**PROBLEM SET:**
a – List every parenthetical label on the Schedule 13D/A cover page that describes the entry directly above it.
b – Continue the Schedule 13D/A cover page for Garrett Motion Inc. from its last sentence.

**SOURCE TEXT:**
UNITED STATES

SECURITIES AND EXCHANGE COMMISSION

Washington, D.C. 20549

 

 

Schedule 13D/A

Under the Securities Exchange Act of 1934

(Amendment No. 1)*

 

 

Garrett Motion Inc.

(Name of Issuer)

Common Stock, par value $0.001 per share

(Title of Class of Securities)

366505105

(CUSIP Number)

Anne T. Madden

Senior Vice President and General Counsel

Honeywell International Inc.

300 South Tryon Street

Charlotte, North Carolina 28202

(704) 627-6200

(Name, Address and Telephone Number of Person Authorized to Receive Notices and Communications)

October 29, 2020

(Date of Event which Requires Filing of this Statement)

 

 

If the filing person has previously filed a statement on Schedule 13G to report the acquisition that is the subject of this Schedule 13D, and is filing this schedule because of §§240.13d-1(e), 240.13d-1(f) or 240.13d-1(g), check the following box.  ☐

 

 

Note: Schedules filed in paper format shall include a signed original and five copies of the schedule, including all exhibits. See Rule 13d-7 for other parties to whom copies are to be sent.

**DATASET:**
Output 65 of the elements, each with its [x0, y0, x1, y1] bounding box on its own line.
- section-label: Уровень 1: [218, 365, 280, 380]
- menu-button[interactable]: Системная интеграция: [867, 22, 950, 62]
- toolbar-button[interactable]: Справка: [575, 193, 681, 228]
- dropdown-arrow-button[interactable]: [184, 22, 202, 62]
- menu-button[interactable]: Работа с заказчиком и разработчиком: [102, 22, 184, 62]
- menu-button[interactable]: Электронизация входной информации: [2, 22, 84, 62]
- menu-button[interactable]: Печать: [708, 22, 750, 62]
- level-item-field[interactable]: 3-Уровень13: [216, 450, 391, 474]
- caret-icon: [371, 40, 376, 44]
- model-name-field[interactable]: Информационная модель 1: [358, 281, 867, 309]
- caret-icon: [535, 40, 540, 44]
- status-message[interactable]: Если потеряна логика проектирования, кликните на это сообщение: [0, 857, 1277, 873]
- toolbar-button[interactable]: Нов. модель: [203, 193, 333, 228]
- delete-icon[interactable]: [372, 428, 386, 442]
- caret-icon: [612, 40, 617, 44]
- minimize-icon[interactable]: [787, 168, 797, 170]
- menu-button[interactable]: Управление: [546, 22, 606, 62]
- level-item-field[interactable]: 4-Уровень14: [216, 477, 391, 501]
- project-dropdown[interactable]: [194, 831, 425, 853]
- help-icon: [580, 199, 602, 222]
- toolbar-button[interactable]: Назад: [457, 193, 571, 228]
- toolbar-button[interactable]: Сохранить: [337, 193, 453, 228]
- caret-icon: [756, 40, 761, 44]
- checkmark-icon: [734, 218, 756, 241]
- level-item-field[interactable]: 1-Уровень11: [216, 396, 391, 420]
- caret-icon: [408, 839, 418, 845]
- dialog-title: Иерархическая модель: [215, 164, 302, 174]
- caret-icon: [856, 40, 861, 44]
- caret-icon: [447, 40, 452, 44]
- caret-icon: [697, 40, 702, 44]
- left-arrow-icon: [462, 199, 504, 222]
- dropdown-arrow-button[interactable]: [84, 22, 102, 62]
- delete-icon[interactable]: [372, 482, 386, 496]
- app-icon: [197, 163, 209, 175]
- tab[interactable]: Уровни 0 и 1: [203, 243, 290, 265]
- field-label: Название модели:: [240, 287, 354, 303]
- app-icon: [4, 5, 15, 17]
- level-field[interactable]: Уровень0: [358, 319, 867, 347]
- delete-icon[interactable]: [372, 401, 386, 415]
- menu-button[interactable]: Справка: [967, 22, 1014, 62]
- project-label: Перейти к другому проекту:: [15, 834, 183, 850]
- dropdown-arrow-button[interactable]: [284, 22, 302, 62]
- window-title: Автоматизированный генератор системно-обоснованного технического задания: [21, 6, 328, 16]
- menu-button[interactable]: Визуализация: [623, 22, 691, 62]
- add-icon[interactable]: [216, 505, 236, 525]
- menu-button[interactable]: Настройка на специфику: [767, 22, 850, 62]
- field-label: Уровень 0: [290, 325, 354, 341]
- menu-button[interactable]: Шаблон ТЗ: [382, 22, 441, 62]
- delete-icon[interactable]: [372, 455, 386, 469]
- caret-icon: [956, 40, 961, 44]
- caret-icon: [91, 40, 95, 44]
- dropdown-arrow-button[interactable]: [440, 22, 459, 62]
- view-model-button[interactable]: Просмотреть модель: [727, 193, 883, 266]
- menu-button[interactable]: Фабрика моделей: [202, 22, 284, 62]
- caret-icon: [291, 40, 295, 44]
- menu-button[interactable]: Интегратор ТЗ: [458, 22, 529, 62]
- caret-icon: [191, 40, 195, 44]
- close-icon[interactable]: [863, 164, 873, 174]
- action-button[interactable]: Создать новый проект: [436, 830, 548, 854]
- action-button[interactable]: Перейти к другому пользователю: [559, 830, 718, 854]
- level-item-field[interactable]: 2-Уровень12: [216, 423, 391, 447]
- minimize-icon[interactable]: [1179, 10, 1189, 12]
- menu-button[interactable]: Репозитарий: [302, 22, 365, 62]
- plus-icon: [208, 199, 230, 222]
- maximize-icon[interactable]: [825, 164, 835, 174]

**RESULTS OF THE EXERCISE:**
a –
- (Name of Issuer)
- (Title of Class of Securities)
- (CUSIP Number)
- (Name, Address and Telephone Number of Person Authorized to Receive Notices and Communications)
- (Date of Event which Requires Filing of this Statement)

b –
 

 

 

*

The remainder of this cover page shall be filled out for a reporting person’s initial filing on this form with respect to the subject class of securities, and for any subsequent amendment containing information which would alter disclosures provided in a prior cover page.

The information required on the remainder of this cover page shall not be deemed to be “filed” for the purpose of Section 18 of the Securities Exchange Act of 1934 (“Act”) or otherwise subject to the liabilities of that section of the Act but shall be subject to all other provisions of the Act (however, see the Notes).

 

 

 


CUSIP No. 366505105

 

  (1)    

  Name of reporting person

 

  Honeywell International Inc.

  (2)    

  Check the appropriate box if a member of a group (see instructions)

  (a)  ☐        (b)  ☒

 

  (3)    

  SEC use only

 

  (4)    

  Source of funds (see instructions)

 

  OO

  (5)    

  Check box if disclosure of legal proceedings is required pursuant to Items 2(d) or 2(e)

 

  ☐

  (6)    

  Citizenship or place of organization

 

  Delaware

Number of

shares

  beneficially  

owned by

each

reporting

person

with

    (7)     

  Sole voting power

 

  2,415,549

  (8)     

  Shared voting power

 

  0

  (9)     

  Sole dispositive power

 

  2,415,549

  (10)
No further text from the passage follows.